## begin DATA FOR THIS TASK

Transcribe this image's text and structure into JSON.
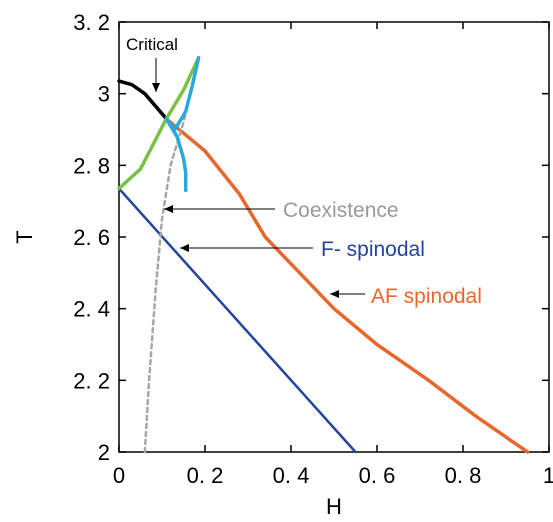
{
  "chart_data": {
    "type": "line",
    "title": "",
    "xlabel": "H",
    "ylabel": "T",
    "xlim": [
      0,
      1
    ],
    "ylim": [
      2,
      3.2
    ],
    "grid": false,
    "x_ticks": [
      {
        "value": 0,
        "label": "0"
      },
      {
        "value": 0.2,
        "label": "0. 2"
      },
      {
        "value": 0.4,
        "label": "0. 4"
      },
      {
        "value": 0.6,
        "label": "0. 6"
      },
      {
        "value": 0.8,
        "label": "0. 8"
      },
      {
        "value": 1,
        "label": "1"
      }
    ],
    "y_ticks": [
      {
        "value": 2,
        "label": "2"
      },
      {
        "value": 2.2,
        "label": "2. 2"
      },
      {
        "value": 2.4,
        "label": "2. 4"
      },
      {
        "value": 2.6,
        "label": "2. 6"
      },
      {
        "value": 2.8,
        "label": "2. 8"
      },
      {
        "value": 3,
        "label": "3"
      },
      {
        "value": 3.2,
        "label": "3. 2"
      }
    ],
    "series": [
      {
        "name": "Critical",
        "color": "#000000",
        "style": "solid",
        "points": [
          [
            0,
            3.035
          ],
          [
            0.03,
            3.025
          ],
          [
            0.06,
            3.0
          ],
          [
            0.085,
            2.965
          ],
          [
            0.11,
            2.93
          ]
        ]
      },
      {
        "name": "F- spinodal",
        "color": "#23459a",
        "style": "solid",
        "points": [
          [
            0,
            2.735
          ],
          [
            0.55,
            2.0
          ]
        ]
      },
      {
        "name": "AF spinodal",
        "color": "#e8672a",
        "style": "solid",
        "points": [
          [
            0.11,
            2.93
          ],
          [
            0.2,
            2.84
          ],
          [
            0.28,
            2.72
          ],
          [
            0.34,
            2.6
          ],
          [
            0.42,
            2.5
          ],
          [
            0.5,
            2.4
          ],
          [
            0.6,
            2.3
          ],
          [
            0.72,
            2.2
          ],
          [
            0.83,
            2.1
          ],
          [
            0.95,
            2.0
          ]
        ]
      },
      {
        "name": "Coexistence",
        "color": "#a6a6a6",
        "style": "dashed",
        "points": [
          [
            0.06,
            2.0
          ],
          [
            0.07,
            2.2
          ],
          [
            0.085,
            2.45
          ],
          [
            0.1,
            2.65
          ],
          [
            0.12,
            2.8
          ],
          [
            0.15,
            2.92
          ],
          [
            0.185,
            3.1
          ]
        ]
      },
      {
        "name": "",
        "color": "#7ac143",
        "style": "solid",
        "points": [
          [
            0,
            2.735
          ],
          [
            0.05,
            2.79
          ],
          [
            0.11,
            2.93
          ],
          [
            0.15,
            3.01
          ],
          [
            0.185,
            3.1
          ]
        ]
      },
      {
        "name": "",
        "color": "#29a8e0",
        "style": "solid",
        "points": [
          [
            0.185,
            3.1
          ],
          [
            0.17,
            3.02
          ],
          [
            0.155,
            2.95
          ],
          [
            0.13,
            2.9
          ],
          [
            0.11,
            2.93
          ],
          [
            0.135,
            2.88
          ],
          [
            0.15,
            2.82
          ],
          [
            0.155,
            2.78
          ],
          [
            0.155,
            2.73
          ]
        ]
      }
    ],
    "annotations": [
      {
        "text": "Critical",
        "color": "#000000",
        "arrow_to": [
          0.085,
          2.965
        ]
      },
      {
        "text": "Coexistence",
        "color": "#999999",
        "arrow_to": [
          0.115,
          2.685
        ]
      },
      {
        "text": "F- spinodal",
        "color": "#23459a",
        "arrow_to": [
          0.147,
          2.547
        ]
      },
      {
        "text": "AF spinodal",
        "color": "#e8672a",
        "arrow_to": [
          0.5,
          2.385
        ]
      }
    ]
  }
}
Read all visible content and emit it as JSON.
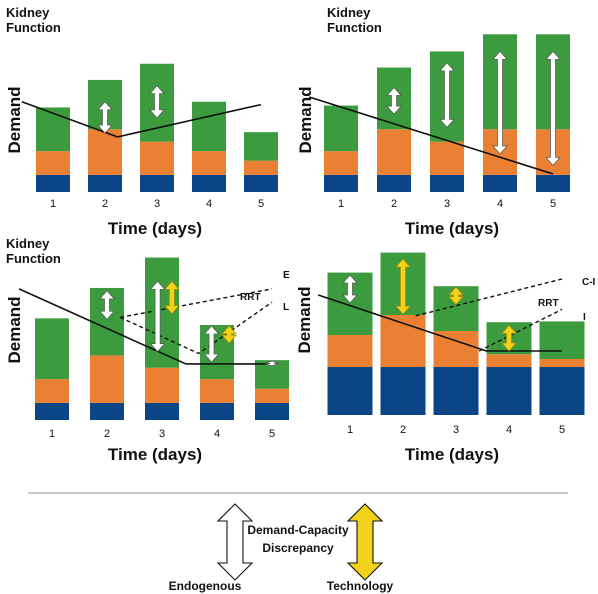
{
  "colors": {
    "base": "#0b4585",
    "mid": "#ea8034",
    "top": "#3c9b3e",
    "endogenous": "#ffffff",
    "technology": "#f2d21b",
    "line": "#111111"
  },
  "panels": [
    {
      "title": "Kidney Function",
      "ylabel": "Demand",
      "xlabel": "Time (days)",
      "days": [
        "1",
        "2",
        "3",
        "4",
        "5"
      ],
      "bars": [
        {
          "blue": 0.18,
          "orange": 0.25,
          "green": 0.46
        },
        {
          "blue": 0.18,
          "orange": 0.48,
          "green": 0.52
        },
        {
          "blue": 0.18,
          "orange": 0.35,
          "green": 0.82
        },
        {
          "blue": 0.18,
          "orange": 0.25,
          "green": 0.52
        },
        {
          "blue": 0.18,
          "orange": 0.15,
          "green": 0.3
        }
      ],
      "function_line": [
        [
          0.0,
          0.95
        ],
        [
          2.0,
          0.58
        ],
        [
          5.0,
          0.92
        ]
      ],
      "arrows": [
        {
          "day": 2,
          "type": "endogenous",
          "top": 0.95,
          "bottom": 0.62
        },
        {
          "day": 3,
          "type": "endogenous",
          "top": 1.12,
          "bottom": 0.78
        }
      ],
      "line_labels": []
    },
    {
      "title": "Kidney Function",
      "ylabel": "Demand",
      "xlabel": "Time (days)",
      "days": [
        "1",
        "2",
        "3",
        "4",
        "5"
      ],
      "bars": [
        {
          "blue": 0.18,
          "orange": 0.25,
          "green": 0.48
        },
        {
          "blue": 0.18,
          "orange": 0.48,
          "green": 0.65
        },
        {
          "blue": 0.18,
          "orange": 0.35,
          "green": 0.95
        },
        {
          "blue": 0.18,
          "orange": 0.48,
          "green": 1.0
        },
        {
          "blue": 0.18,
          "orange": 0.48,
          "green": 1.0
        }
      ],
      "function_line": [
        [
          0.0,
          1.0
        ],
        [
          5.0,
          0.19
        ]
      ],
      "arrows": [
        {
          "day": 2,
          "type": "endogenous",
          "top": 1.1,
          "bottom": 0.82
        },
        {
          "day": 3,
          "type": "endogenous",
          "top": 1.36,
          "bottom": 0.68
        },
        {
          "day": 4,
          "type": "endogenous",
          "top": 1.48,
          "bottom": 0.4
        },
        {
          "day": 5,
          "type": "endogenous",
          "top": 1.48,
          "bottom": 0.28
        }
      ],
      "line_labels": []
    },
    {
      "title": "Kidney Function",
      "ylabel": "Demand",
      "xlabel": "Time (days)",
      "days": [
        "1",
        "2",
        "3",
        "4",
        "5"
      ],
      "bars": [
        {
          "blue": 0.18,
          "orange": 0.25,
          "green": 0.64
        },
        {
          "blue": 0.18,
          "orange": 0.5,
          "green": 0.71
        },
        {
          "blue": 0.18,
          "orange": 0.37,
          "green": 1.16
        },
        {
          "blue": 0.18,
          "orange": 0.25,
          "green": 0.57
        },
        {
          "blue": 0.18,
          "orange": 0.15,
          "green": 0.3
        }
      ],
      "function_line": [
        [
          0.0,
          1.38
        ],
        [
          3.3,
          0.59
        ],
        [
          5.0,
          0.59
        ]
      ],
      "rrt_lines": [
        [
          [
            2.0,
            1.08
          ],
          [
            5.0,
            1.38
          ]
        ],
        [
          [
            2.0,
            1.08
          ],
          [
            3.55,
            0.7
          ],
          [
            5.0,
            1.24
          ]
        ]
      ],
      "arrows": [
        {
          "day": 2,
          "type": "endogenous",
          "top": 1.36,
          "bottom": 1.06
        },
        {
          "day": 2.92,
          "type": "endogenous",
          "top": 1.46,
          "bottom": 0.72
        },
        {
          "day": 3.18,
          "type": "technology",
          "top": 1.46,
          "bottom": 1.12
        },
        {
          "day": 3.9,
          "type": "endogenous",
          "top": 0.99,
          "bottom": 0.61
        },
        {
          "day": 4.22,
          "type": "technology",
          "top": 0.99,
          "bottom": 0.81
        },
        {
          "day": 5,
          "type": "endogenous",
          "top": 0.62,
          "bottom": 0.57
        }
      ],
      "line_labels": [
        "E",
        "RRT",
        "L"
      ]
    },
    {
      "title": "",
      "ylabel": "Demand",
      "xlabel": "Time (days)",
      "days": [
        "1",
        "2",
        "3",
        "4",
        "5"
      ],
      "bars": [
        {
          "blue": 0.6,
          "orange": 0.4,
          "green": 0.78
        },
        {
          "blue": 0.6,
          "orange": 0.65,
          "green": 0.78
        },
        {
          "blue": 0.6,
          "orange": 0.45,
          "green": 0.56
        },
        {
          "blue": 0.6,
          "orange": 0.16,
          "green": 0.4
        },
        {
          "blue": 0.6,
          "orange": 0.1,
          "green": 0.47
        }
      ],
      "function_line": [
        [
          0.0,
          1.5
        ],
        [
          3.45,
          0.8
        ],
        [
          5.0,
          0.8
        ]
      ],
      "rrt_lines": [
        [
          [
            2.0,
            1.24
          ],
          [
            5.0,
            1.7
          ]
        ],
        [
          [
            3.3,
            0.8
          ],
          [
            5.0,
            1.32
          ]
        ]
      ],
      "arrows": [
        {
          "day": 1,
          "type": "endogenous",
          "top": 1.75,
          "bottom": 1.4
        },
        {
          "day": 2,
          "type": "technology",
          "top": 1.95,
          "bottom": 1.26
        },
        {
          "day": 3,
          "type": "technology",
          "top": 1.6,
          "bottom": 1.38
        },
        {
          "day": 4,
          "type": "technology",
          "top": 1.12,
          "bottom": 0.8
        }
      ],
      "line_labels": [
        "C-I",
        "RRT",
        "I"
      ]
    }
  ],
  "legend": {
    "title_line1": "Demand-Capacity",
    "title_line2": "Discrepancy",
    "endogenous": "Endogenous",
    "technology": "Technology"
  }
}
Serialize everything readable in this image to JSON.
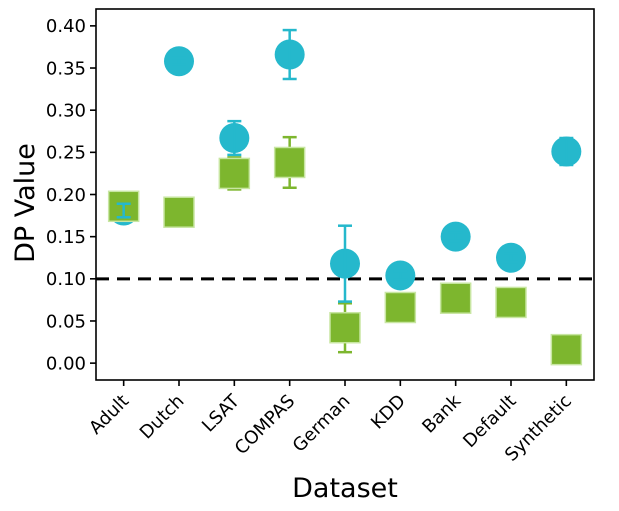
{
  "chart_data": {
    "type": "scatter",
    "title": "",
    "xlabel": "Dataset",
    "ylabel": "DP Value",
    "categories": [
      "Adult",
      "Dutch",
      "LSAT",
      "COMPAS",
      "German",
      "KDD",
      "Bank",
      "Default",
      "Synthetic"
    ],
    "y_ticks": [
      "0.00",
      "0.05",
      "0.10",
      "0.15",
      "0.20",
      "0.25",
      "0.30",
      "0.35",
      "0.40"
    ],
    "ylim": [
      -0.02,
      0.42
    ],
    "grid": false,
    "legend_position": "none",
    "reference_line": {
      "value": 0.1,
      "style": "dashed",
      "color": "#000000"
    },
    "series": [
      {
        "name": "cyan-circles",
        "marker": "circle",
        "color": "#25b8cc",
        "values": [
          0.181,
          0.358,
          0.267,
          0.366,
          0.118,
          0.104,
          0.15,
          0.125,
          0.251
        ],
        "errors": [
          0.008,
          0.004,
          0.02,
          0.029,
          0.045,
          0.005,
          0.005,
          0.005,
          0.016
        ]
      },
      {
        "name": "green-squares",
        "marker": "square",
        "color": "#7db62e",
        "edge_color": "#c8e6a2",
        "values": [
          0.186,
          0.179,
          0.225,
          0.238,
          0.042,
          0.066,
          0.077,
          0.072,
          0.016
        ],
        "errors": [
          0.006,
          0.004,
          0.019,
          0.03,
          0.029,
          0.005,
          0.005,
          0.005,
          0.004
        ]
      }
    ]
  }
}
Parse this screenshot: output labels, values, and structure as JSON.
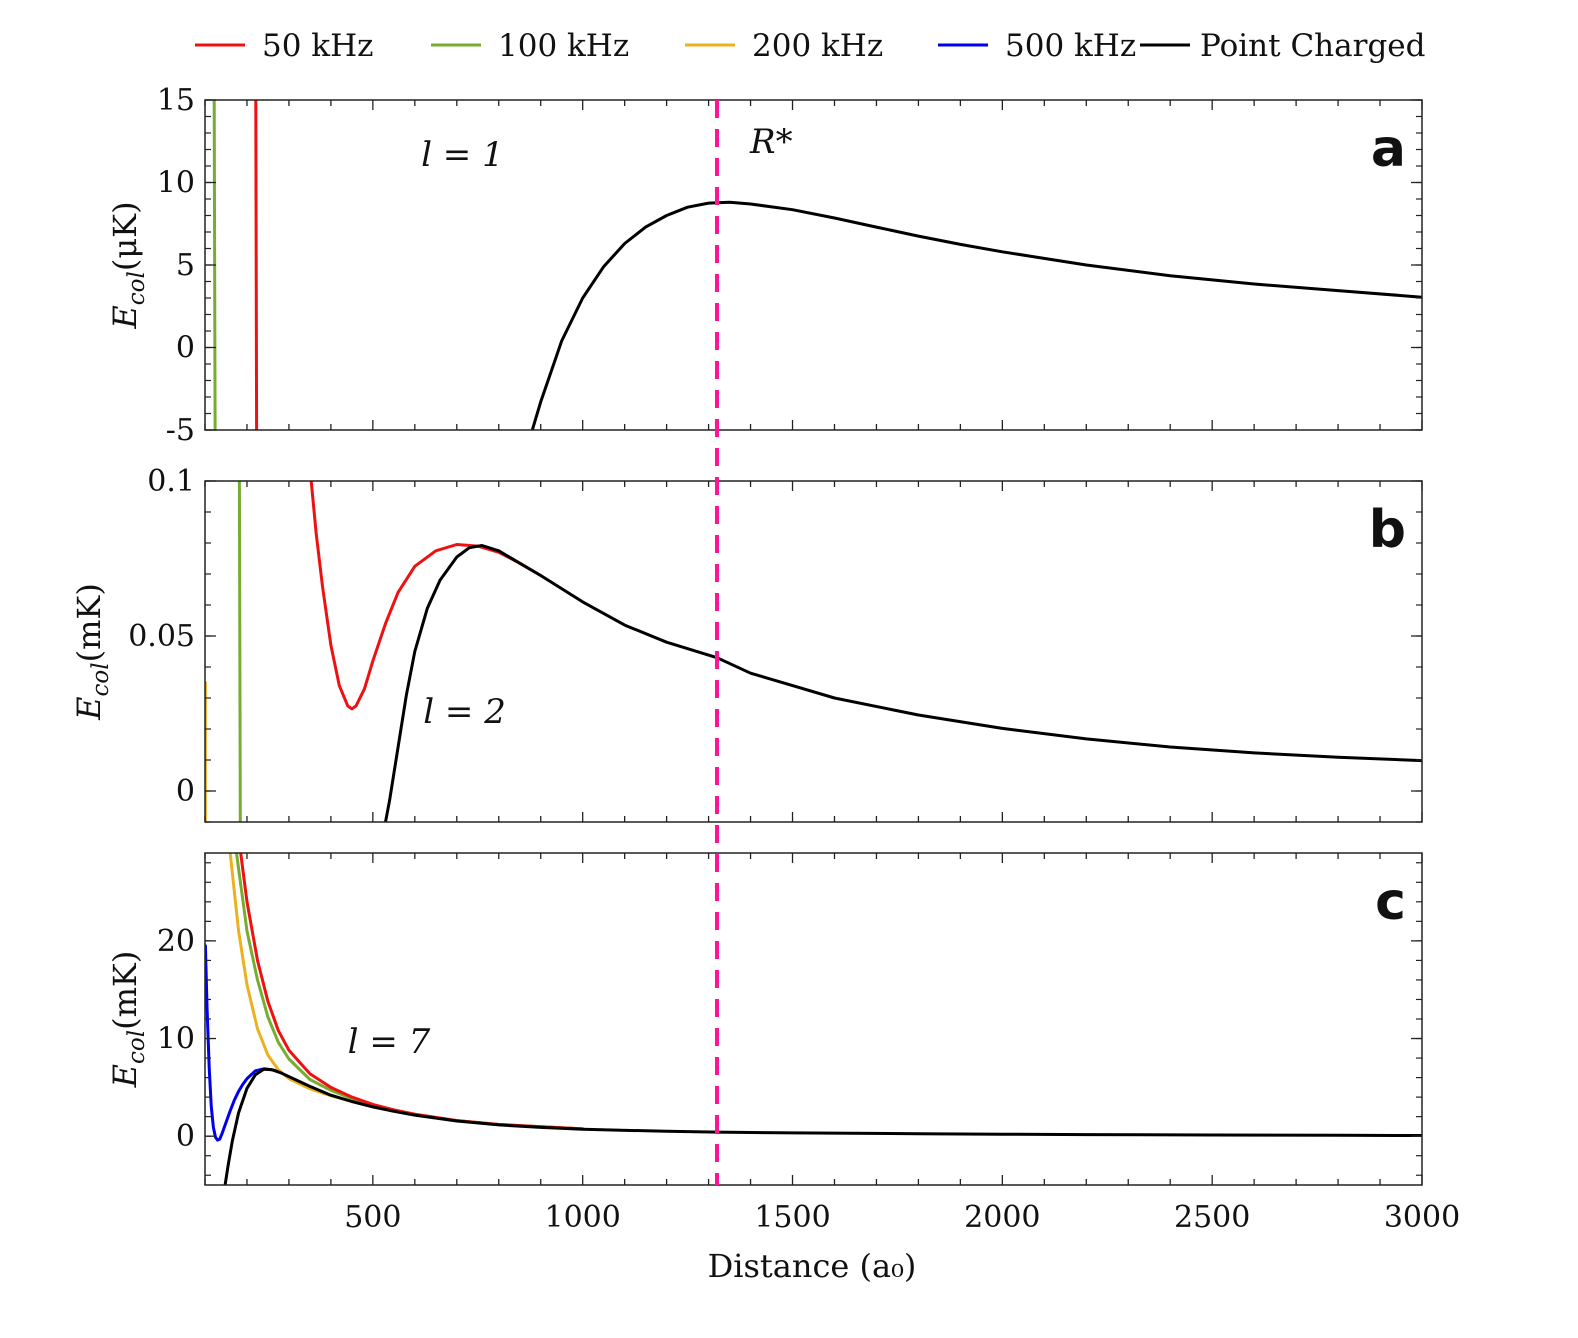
{
  "chart_data": {
    "type": "line",
    "xlabel": "Distance (a₀)",
    "xlim": [
      100,
      3000
    ],
    "x_ticks": [
      500,
      1000,
      1500,
      2000,
      2500,
      3000
    ],
    "x_tick_labels": [
      "500",
      "1000",
      "1500",
      "2000",
      "2500",
      "3000"
    ],
    "legend": [
      {
        "label": "50 kHz",
        "color": "#ee1111"
      },
      {
        "label": "100 kHz",
        "color": "#77ac30"
      },
      {
        "label": "200 kHz",
        "color": "#edb120"
      },
      {
        "label": "500 kHz",
        "color": "#0000ee"
      },
      {
        "label": "Point Charged",
        "color": "#000000"
      }
    ],
    "reference_line": {
      "label": "R*",
      "x": 1320,
      "color": "#ff1493",
      "style": "dashed"
    },
    "panels": [
      {
        "letter": "a",
        "ylabel": "E_col(μK)",
        "ylabel_main": "E",
        "ylabel_sub": "col",
        "ylabel_unit": "(μK)",
        "ylim": [
          -5,
          15
        ],
        "y_ticks": [
          -5,
          0,
          5,
          10,
          15
        ],
        "y_tick_labels": [
          "-5",
          "0",
          "5",
          "10",
          "15"
        ],
        "annotation": "l = 1",
        "annotation_pos": [
          615,
          11
        ],
        "series": [
          {
            "name": "100 kHz",
            "color": "#77ac30",
            "x": [
              122,
              124
            ],
            "y": [
              15,
              -5
            ]
          },
          {
            "name": "50 kHz",
            "color": "#ee1111",
            "x": [
              221,
              223
            ],
            "y": [
              15,
              -5
            ]
          },
          {
            "name": "Point Charged",
            "color": "#000000",
            "x": [
              880,
              900,
              950,
              1000,
              1050,
              1100,
              1150,
              1200,
              1250,
              1300,
              1350,
              1400,
              1500,
              1600,
              1700,
              1800,
              1900,
              2000,
              2200,
              2400,
              2600,
              2800,
              3000
            ],
            "y": [
              -5.0,
              -3.3,
              0.4,
              3.0,
              4.9,
              6.3,
              7.3,
              8.0,
              8.5,
              8.75,
              8.8,
              8.7,
              8.35,
              7.85,
              7.3,
              6.75,
              6.25,
              5.8,
              5.0,
              4.35,
              3.85,
              3.45,
              3.05
            ]
          }
        ]
      },
      {
        "letter": "b",
        "ylabel": "E_col(mK)",
        "ylabel_main": "E",
        "ylabel_sub": "col",
        "ylabel_unit": "(mK)",
        "ylim": [
          -0.01,
          0.1
        ],
        "y_ticks": [
          0,
          0.05,
          0.1
        ],
        "y_tick_labels": [
          "0",
          "0.05",
          "0.1"
        ],
        "annotation": "l = 2",
        "annotation_pos": [
          620,
          0.022
        ],
        "series": [
          {
            "name": "200 kHz",
            "color": "#edb120",
            "x": [
              101,
              101
            ],
            "y": [
              0.035,
              -0.01
            ]
          },
          {
            "name": "100 kHz",
            "color": "#77ac30",
            "x": [
              182,
              184
            ],
            "y": [
              0.1,
              -0.01
            ]
          },
          {
            "name": "50 kHz",
            "color": "#ee1111",
            "x": [
              353,
              365,
              380,
              400,
              420,
              440,
              450,
              460,
              480,
              500,
              530,
              560,
              600,
              650,
              700,
              750,
              800,
              850,
              900
            ],
            "y": [
              0.1,
              0.083,
              0.066,
              0.047,
              0.034,
              0.0275,
              0.0265,
              0.0275,
              0.033,
              0.042,
              0.054,
              0.064,
              0.0725,
              0.0775,
              0.0795,
              0.079,
              0.077,
              0.0735,
              0.0695
            ]
          },
          {
            "name": "Point Charged",
            "color": "#000000",
            "x": [
              530,
              540,
              560,
              580,
              600,
              630,
              660,
              700,
              730,
              760,
              800,
              850,
              900,
              1000,
              1100,
              1200,
              1320,
              1400,
              1500,
              1600,
              1800,
              2000,
              2200,
              2400,
              2600,
              2800,
              3000
            ],
            "y": [
              -0.01,
              -0.003,
              0.014,
              0.031,
              0.045,
              0.059,
              0.068,
              0.0755,
              0.0785,
              0.0792,
              0.0775,
              0.0735,
              0.0695,
              0.061,
              0.0535,
              0.048,
              0.043,
              0.038,
              0.034,
              0.03,
              0.0245,
              0.0202,
              0.0168,
              0.0142,
              0.0123,
              0.0109,
              0.0098
            ]
          }
        ]
      },
      {
        "letter": "c",
        "ylabel": "E_col(mK)",
        "ylabel_main": "E",
        "ylabel_sub": "col",
        "ylabel_unit": "(mK)",
        "ylim": [
          -5,
          29
        ],
        "y_ticks": [
          0,
          10,
          20
        ],
        "y_tick_labels": [
          "0",
          "10",
          "20"
        ],
        "annotation": "l = 7",
        "annotation_pos": [
          440,
          8.5
        ],
        "series": [
          {
            "name": "500 kHz",
            "color": "#0000ee",
            "x": [
              101,
              105,
              110,
              115,
              120,
              125,
              130,
              135,
              140,
              145,
              150,
              160,
              170,
              180,
              190,
              200,
              220,
              240,
              260,
              280
            ],
            "y": [
              19.5,
              13.0,
              7.0,
              3.0,
              0.9,
              -0.1,
              -0.4,
              -0.3,
              0.2,
              0.8,
              1.4,
              2.6,
              3.7,
              4.6,
              5.3,
              5.9,
              6.7,
              6.9,
              6.8,
              6.6
            ]
          },
          {
            "name": "200 kHz",
            "color": "#edb120",
            "x": [
              160,
              180,
              200,
              225,
              250,
              275,
              300,
              350,
              400,
              450,
              500,
              550,
              600,
              700,
              800,
              1000
            ],
            "y": [
              29,
              21,
              15.5,
              11.0,
              8.3,
              6.8,
              5.9,
              4.85,
              4.15,
              3.55,
              3.05,
              2.6,
              2.2,
              1.6,
              1.2,
              0.75
            ]
          },
          {
            "name": "100 kHz",
            "color": "#77ac30",
            "x": [
              175,
              200,
              225,
              250,
              275,
              300,
              350,
              400,
              450,
              500,
              550,
              600,
              700,
              800,
              1000
            ],
            "y": [
              29,
              21,
              16.0,
              12.2,
              9.6,
              7.9,
              5.8,
              4.7,
              3.85,
              3.2,
              2.65,
              2.25,
              1.6,
              1.2,
              0.75
            ]
          },
          {
            "name": "50 kHz",
            "color": "#ee1111",
            "x": [
              185,
              200,
              225,
              250,
              275,
              300,
              350,
              400,
              450,
              500,
              550,
              600,
              700,
              800,
              1000
            ],
            "y": [
              29,
              24,
              18.0,
              13.8,
              10.8,
              8.8,
              6.4,
              5.0,
              4.0,
              3.25,
              2.7,
              2.25,
              1.6,
              1.2,
              0.75
            ]
          },
          {
            "name": "Point Charged",
            "color": "#000000",
            "x": [
              148,
              155,
              165,
              180,
              200,
              220,
              240,
              260,
              280,
              300,
              350,
              400,
              450,
              500,
              550,
              600,
              700,
              800,
              900,
              1000,
              1200,
              1320,
              1500,
              1800,
              2000,
              2200,
              2500,
              2800,
              3000
            ],
            "y": [
              -5,
              -3.0,
              -0.5,
              2.4,
              4.9,
              6.3,
              6.85,
              6.8,
              6.5,
              6.1,
              5.1,
              4.2,
              3.55,
              3.0,
              2.55,
              2.15,
              1.55,
              1.15,
              0.9,
              0.7,
              0.5,
              0.42,
              0.34,
              0.25,
              0.2,
              0.16,
              0.12,
              0.09,
              0.07
            ]
          }
        ]
      }
    ]
  }
}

## end DATA FOR THIS TASK

**OBJECTIVE:**
From the records, copy every line that has the string "image" in it.

**RESULT:**
Transcribe this image's text and structure into JSON.
Serialize everything readable in this image to JSON.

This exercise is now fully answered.